--- begin INPUT DATA ---
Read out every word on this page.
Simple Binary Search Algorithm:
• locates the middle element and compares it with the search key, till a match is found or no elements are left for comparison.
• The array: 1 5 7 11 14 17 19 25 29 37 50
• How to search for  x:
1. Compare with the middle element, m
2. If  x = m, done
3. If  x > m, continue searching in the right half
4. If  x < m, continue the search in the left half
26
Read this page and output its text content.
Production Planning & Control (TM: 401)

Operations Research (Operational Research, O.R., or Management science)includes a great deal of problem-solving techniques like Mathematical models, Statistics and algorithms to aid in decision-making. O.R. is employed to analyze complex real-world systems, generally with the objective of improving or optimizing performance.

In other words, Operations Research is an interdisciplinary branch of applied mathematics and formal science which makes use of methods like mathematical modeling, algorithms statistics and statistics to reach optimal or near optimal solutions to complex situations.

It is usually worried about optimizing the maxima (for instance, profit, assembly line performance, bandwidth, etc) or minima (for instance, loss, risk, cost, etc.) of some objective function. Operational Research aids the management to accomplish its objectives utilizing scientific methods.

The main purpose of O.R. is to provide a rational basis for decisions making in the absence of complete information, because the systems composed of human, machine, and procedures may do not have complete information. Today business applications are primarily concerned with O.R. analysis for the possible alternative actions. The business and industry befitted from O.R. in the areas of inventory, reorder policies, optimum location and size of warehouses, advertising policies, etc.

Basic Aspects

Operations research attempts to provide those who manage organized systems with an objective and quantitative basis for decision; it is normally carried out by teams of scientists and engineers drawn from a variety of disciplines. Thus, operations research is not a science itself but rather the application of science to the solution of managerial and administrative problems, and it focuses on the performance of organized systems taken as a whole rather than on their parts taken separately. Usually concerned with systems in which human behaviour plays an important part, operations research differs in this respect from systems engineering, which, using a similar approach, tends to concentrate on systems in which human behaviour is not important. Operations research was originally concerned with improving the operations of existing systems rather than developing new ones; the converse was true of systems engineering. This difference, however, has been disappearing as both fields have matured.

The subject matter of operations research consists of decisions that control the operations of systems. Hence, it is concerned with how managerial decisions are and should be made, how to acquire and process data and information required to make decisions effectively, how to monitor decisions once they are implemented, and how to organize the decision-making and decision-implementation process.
--- end INPUT DATA ---
--- EXERCISE OBJECTIVE ---
Copy all the records above precisely.

--- RESULT OF THIS TASK ---
Read out every word on this page.
Simple Binary Search Algorithm:
• locates the middle element and compares it with the search key, till a match is found or no elements are left for comparison.
• The array: 1 5 7 11 14 17 19 25 29 37 50
• How to search for  x:
1. Compare with the middle element, m
2. If  x = m, done
3. If  x > m, continue searching in the right half
4. If  x < m, continue the search in the left half
26
Read this page and output its text content.
Production Planning & Control (TM: 401)

Operations Research (Operational Research, O.R., or Management science)includes a great deal of problem-solving techniques like Mathematical models, Statistics and algorithms to aid in decision-making. O.R. is employed to analyze complex real-world systems, generally with the objective of improving or optimizing performance.

In other words, Operations Research is an interdisciplinary branch of applied mathematics and formal science which makes use of methods like mathematical modeling, algorithms statistics and statistics to reach optimal or near optimal solutions to complex situations.

It is usually worried about optimizing the maxima (for instance, profit, assembly line performance, bandwidth, etc) or minima (for instance, loss, risk, cost, etc.) of some objective function. Operational Research aids the management to accomplish its objectives utilizing scientific methods.

The main purpose of O.R. is to provide a rational basis for decisions making in the absence of complete information, because the systems composed of human, machine, and procedures may do not have complete information. Today business applications are primarily concerned with O.R. analysis for the possible alternative actions. The business and industry befitted from O.R. in the areas of inventory, reorder policies, optimum location and size of warehouses, advertising policies, etc.

Basic Aspects

Operations research attempts to provide those who manage organized systems with an objective and quantitative basis for decision; it is normally carried out by teams of scientists and engineers drawn from a variety of disciplines. Thus, operations research is not a science itself but rather the application of science to the solution of managerial and administrative problems, and it focuses on the performance of organized systems taken as a whole rather than on their parts taken separately. Usually concerned with systems in which human behaviour plays an important part, operations research differs in this respect from systems engineering, which, using a similar approach, tends to concentrate on systems in which human behaviour is not important. Operations research was originally concerned with improving the operations of existing systems rather than developing new ones; the converse was true of systems engineering. This difference, however, has been disappearing as both fields have matured.

The subject matter of operations research consists of decisions that control the operations of systems. Hence, it is concerned with how managerial decisions are and should be made, how to acquire and process data and information required to make decisions effectively, how to monitor decisions once they are implemented, and how to organize the decision-making and decision-implementation process.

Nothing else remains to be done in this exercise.